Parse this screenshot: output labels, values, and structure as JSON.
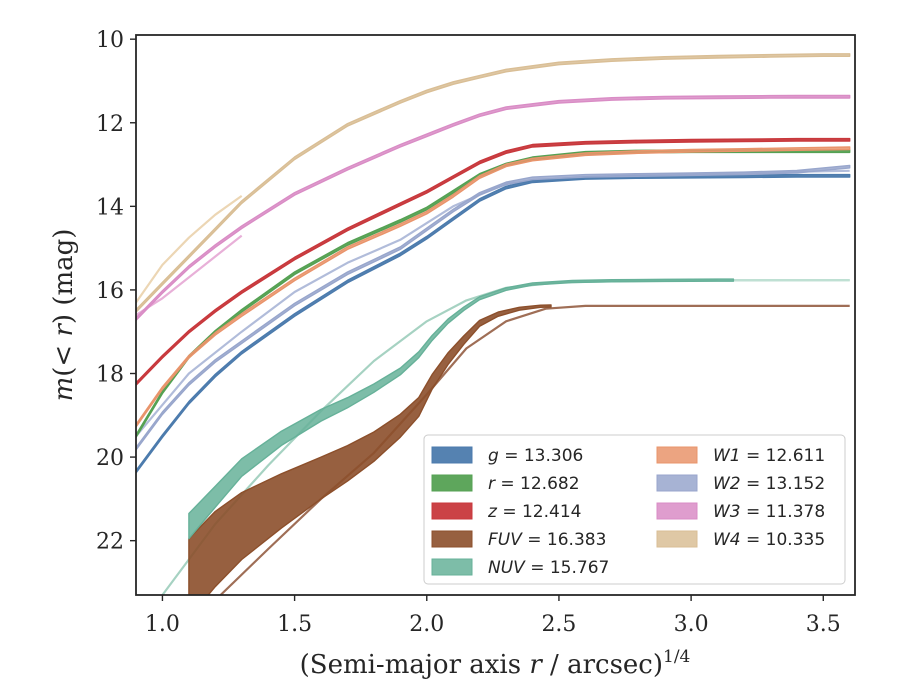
{
  "chart_data": {
    "type": "line",
    "xlabel": "(Semi-major axis r / arcsec)^1/4",
    "xlabel_parts": {
      "prefix": "(Semi-major axis ",
      "var": "r",
      "suffix": " / arcsec)",
      "power": "1/4"
    },
    "ylabel": "m(< r) (mag)",
    "ylabel_parts": {
      "m": "m",
      "middle": "(< ",
      "r": "r",
      "unit": ") (mag)"
    },
    "xlim": [
      0.9,
      3.62
    ],
    "ylim": [
      23.3,
      9.9
    ],
    "y_inverted": true,
    "xticks": [
      1.0,
      1.5,
      2.0,
      2.5,
      3.0,
      3.5
    ],
    "xtick_labels": [
      "1.0",
      "1.5",
      "2.0",
      "2.5",
      "3.0",
      "3.5"
    ],
    "yticks": [
      10,
      12,
      14,
      16,
      18,
      20,
      22
    ],
    "ytick_labels": [
      "10",
      "12",
      "14",
      "16",
      "18",
      "20",
      "22"
    ],
    "grid": false,
    "legend_position": "lower-right",
    "legend_columns": 2,
    "series": [
      {
        "name": "g",
        "legend_label": "= 13.306",
        "color": "#4c7bad",
        "kind": "band",
        "opacity": 0.95,
        "x": [
          0.9,
          1.0,
          1.1,
          1.2,
          1.3,
          1.5,
          1.7,
          1.9,
          2.0,
          2.1,
          2.2,
          2.3,
          2.4,
          2.6,
          2.8,
          3.0,
          3.2,
          3.4,
          3.6
        ],
        "y": [
          20.35,
          19.5,
          18.7,
          18.05,
          17.5,
          16.6,
          15.8,
          15.15,
          14.75,
          14.3,
          13.85,
          13.55,
          13.4,
          13.32,
          13.3,
          13.29,
          13.28,
          13.27,
          13.27
        ],
        "width": [
          0.06,
          0.06,
          0.06,
          0.06,
          0.06,
          0.06,
          0.06,
          0.06,
          0.06,
          0.06,
          0.06,
          0.06,
          0.06,
          0.06,
          0.06,
          0.06,
          0.06,
          0.06,
          0.06
        ]
      },
      {
        "name": "r",
        "legend_label": "= 12.682",
        "color": "#55a153",
        "kind": "band",
        "opacity": 0.95,
        "x": [
          0.9,
          1.0,
          1.1,
          1.2,
          1.3,
          1.5,
          1.7,
          1.9,
          2.0,
          2.1,
          2.2,
          2.3,
          2.4,
          2.6,
          2.8,
          3.0,
          3.2,
          3.4,
          3.6
        ],
        "y": [
          19.5,
          18.45,
          17.6,
          17.0,
          16.5,
          15.6,
          14.9,
          14.35,
          14.05,
          13.65,
          13.25,
          13.0,
          12.85,
          12.72,
          12.69,
          12.68,
          12.68,
          12.68,
          12.68
        ],
        "width": [
          0.06,
          0.06,
          0.06,
          0.06,
          0.06,
          0.06,
          0.06,
          0.06,
          0.06,
          0.06,
          0.06,
          0.06,
          0.06,
          0.06,
          0.06,
          0.06,
          0.06,
          0.06,
          0.06
        ]
      },
      {
        "name": "z",
        "legend_label": "= 12.414",
        "color": "#c8383c",
        "kind": "band",
        "opacity": 0.95,
        "x": [
          0.9,
          1.0,
          1.1,
          1.2,
          1.3,
          1.5,
          1.7,
          1.9,
          2.0,
          2.1,
          2.2,
          2.3,
          2.4,
          2.6,
          2.8,
          3.0,
          3.2,
          3.4,
          3.6
        ],
        "y": [
          18.25,
          17.6,
          17.0,
          16.5,
          16.05,
          15.25,
          14.55,
          13.95,
          13.65,
          13.3,
          12.95,
          12.7,
          12.55,
          12.48,
          12.45,
          12.43,
          12.42,
          12.41,
          12.41
        ],
        "width": [
          0.06,
          0.06,
          0.06,
          0.06,
          0.06,
          0.06,
          0.06,
          0.06,
          0.06,
          0.06,
          0.06,
          0.06,
          0.06,
          0.06,
          0.06,
          0.06,
          0.06,
          0.06,
          0.06
        ]
      },
      {
        "name": "FUV",
        "legend_label": "= 16.383",
        "color": "#8c4f2b",
        "kind": "band",
        "opacity": 0.9,
        "x": [
          1.1,
          1.2,
          1.3,
          1.45,
          1.6,
          1.7,
          1.8,
          1.9,
          1.97,
          2.02,
          2.08,
          2.14,
          2.2,
          2.27,
          2.35,
          2.43,
          2.47
        ],
        "y": [
          22.9,
          22.2,
          21.65,
          21.05,
          20.5,
          20.15,
          19.75,
          19.25,
          18.8,
          18.2,
          17.65,
          17.2,
          16.8,
          16.58,
          16.45,
          16.39,
          16.383
        ],
        "width": [
          1.9,
          1.8,
          1.6,
          1.3,
          1.0,
          0.85,
          0.7,
          0.55,
          0.45,
          0.35,
          0.28,
          0.2,
          0.14,
          0.1,
          0.07,
          0.05,
          0.05
        ]
      },
      {
        "name": "NUV",
        "legend_label": "= 15.767",
        "color": "#66b199",
        "kind": "band",
        "opacity": 0.85,
        "x": [
          1.1,
          1.2,
          1.3,
          1.45,
          1.6,
          1.7,
          1.8,
          1.9,
          1.97,
          2.02,
          2.08,
          2.14,
          2.2,
          2.3,
          2.4,
          2.55,
          2.7,
          2.9,
          3.1,
          3.16
        ],
        "y": [
          21.65,
          20.95,
          20.25,
          19.55,
          19.0,
          18.7,
          18.35,
          17.95,
          17.55,
          17.15,
          16.75,
          16.45,
          16.2,
          15.98,
          15.86,
          15.8,
          15.78,
          15.77,
          15.767,
          15.767
        ],
        "width": [
          0.6,
          0.5,
          0.42,
          0.34,
          0.28,
          0.24,
          0.2,
          0.16,
          0.14,
          0.12,
          0.1,
          0.08,
          0.07,
          0.06,
          0.05,
          0.05,
          0.05,
          0.05,
          0.05,
          0.05
        ]
      },
      {
        "name": "W1",
        "legend_label": "= 12.611",
        "color": "#e9946b",
        "kind": "band",
        "opacity": 0.85,
        "x": [
          0.9,
          1.0,
          1.1,
          1.2,
          1.3,
          1.5,
          1.7,
          1.9,
          2.0,
          2.1,
          2.2,
          2.3,
          2.4,
          2.6,
          2.8,
          3.0,
          3.2,
          3.4,
          3.6
        ],
        "y": [
          19.25,
          18.35,
          17.6,
          17.05,
          16.6,
          15.75,
          15.0,
          14.45,
          14.15,
          13.75,
          13.3,
          13.02,
          12.88,
          12.75,
          12.7,
          12.67,
          12.65,
          12.63,
          12.61
        ],
        "width": [
          0.06,
          0.06,
          0.06,
          0.06,
          0.06,
          0.06,
          0.06,
          0.06,
          0.06,
          0.06,
          0.06,
          0.06,
          0.06,
          0.06,
          0.06,
          0.06,
          0.06,
          0.06,
          0.06
        ]
      },
      {
        "name": "W2",
        "legend_label": "= 13.152",
        "color": "#98a6cc",
        "kind": "band",
        "opacity": 0.85,
        "x": [
          0.9,
          1.0,
          1.1,
          1.2,
          1.3,
          1.5,
          1.7,
          1.9,
          2.0,
          2.1,
          2.2,
          2.3,
          2.4,
          2.6,
          2.8,
          3.0,
          3.2,
          3.4,
          3.6
        ],
        "y": [
          19.8,
          18.95,
          18.25,
          17.7,
          17.25,
          16.35,
          15.6,
          15.0,
          14.55,
          14.1,
          13.7,
          13.45,
          13.33,
          13.27,
          13.25,
          13.23,
          13.21,
          13.17,
          13.05
        ],
        "width": [
          0.06,
          0.06,
          0.06,
          0.06,
          0.06,
          0.06,
          0.06,
          0.06,
          0.06,
          0.06,
          0.06,
          0.06,
          0.06,
          0.06,
          0.06,
          0.06,
          0.06,
          0.06,
          0.06
        ]
      },
      {
        "name": "W3",
        "legend_label": "= 11.378",
        "color": "#d98cc5",
        "kind": "band",
        "opacity": 0.85,
        "x": [
          0.9,
          1.0,
          1.1,
          1.2,
          1.3,
          1.5,
          1.7,
          1.9,
          2.0,
          2.1,
          2.2,
          2.3,
          2.5,
          2.7,
          2.9,
          3.1,
          3.3,
          3.4,
          3.6
        ],
        "y": [
          16.7,
          16.05,
          15.45,
          14.95,
          14.5,
          13.7,
          13.1,
          12.55,
          12.3,
          12.05,
          11.82,
          11.65,
          11.5,
          11.43,
          11.4,
          11.39,
          11.38,
          11.378,
          11.378
        ],
        "width": [
          0.06,
          0.06,
          0.06,
          0.06,
          0.06,
          0.06,
          0.06,
          0.06,
          0.06,
          0.06,
          0.06,
          0.06,
          0.06,
          0.06,
          0.06,
          0.06,
          0.06,
          0.06,
          0.06
        ]
      },
      {
        "name": "W4",
        "legend_label": "= 10.335",
        "color": "#d9be95",
        "kind": "band",
        "opacity": 0.85,
        "x": [
          0.9,
          1.0,
          1.1,
          1.2,
          1.3,
          1.5,
          1.7,
          1.9,
          2.0,
          2.1,
          2.2,
          2.3,
          2.5,
          2.7,
          2.9,
          3.1,
          3.3,
          3.5,
          3.6
        ],
        "y": [
          16.5,
          15.85,
          15.2,
          14.55,
          13.9,
          12.85,
          12.05,
          11.5,
          11.25,
          11.05,
          10.9,
          10.75,
          10.58,
          10.5,
          10.45,
          10.42,
          10.4,
          10.38,
          10.38
        ],
        "width": [
          0.06,
          0.06,
          0.06,
          0.06,
          0.06,
          0.06,
          0.06,
          0.06,
          0.06,
          0.06,
          0.06,
          0.06,
          0.06,
          0.06,
          0.06,
          0.06,
          0.06,
          0.06,
          0.06
        ]
      }
    ],
    "faint_lines": [
      {
        "color": "#9f6e56",
        "x": [
          1.22,
          1.4,
          1.6,
          1.8,
          2.0,
          2.15,
          2.3,
          2.45,
          2.6,
          3.0,
          3.6
        ],
        "y": [
          23.3,
          22.2,
          21.0,
          19.9,
          18.5,
          17.4,
          16.75,
          16.45,
          16.383,
          16.383,
          16.383
        ]
      },
      {
        "color": "#a6d2c2",
        "x": [
          1.0,
          1.2,
          1.4,
          1.6,
          1.8,
          2.0,
          2.15,
          2.3,
          2.5,
          2.8,
          3.1,
          3.6
        ],
        "y": [
          23.3,
          21.6,
          20.2,
          18.9,
          17.7,
          16.75,
          16.25,
          15.95,
          15.82,
          15.78,
          15.77,
          15.767
        ]
      },
      {
        "color": "#b1bcda",
        "x": [
          0.9,
          1.1,
          1.3,
          1.5,
          1.7,
          1.9,
          2.1,
          2.3,
          2.6,
          3.0,
          3.6
        ],
        "y": [
          19.5,
          18.0,
          17.0,
          16.05,
          15.35,
          14.8,
          14.0,
          13.45,
          13.3,
          13.22,
          13.15
        ]
      },
      {
        "color": "#e8b0d8",
        "x": [
          0.9,
          1.0,
          1.1,
          1.2,
          1.3
        ],
        "y": [
          16.6,
          16.2,
          15.7,
          15.2,
          14.7
        ]
      },
      {
        "color": "#ecd6b4",
        "x": [
          0.9,
          1.0,
          1.1,
          1.2,
          1.3
        ],
        "y": [
          16.3,
          15.4,
          14.75,
          14.2,
          13.75
        ]
      },
      {
        "color": "#bfe0d3",
        "x": [
          3.1,
          3.3,
          3.6
        ],
        "y": [
          15.767,
          15.767,
          15.767
        ]
      }
    ]
  }
}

TASK STATEMENT ->
Whichever lines contain the string "arcsec", select and copy them.

CORRECT OUTPUT ->
    "xlabel": "(Semi-major axis r / arcsec)^1/4",
      "suffix": " / arcsec)",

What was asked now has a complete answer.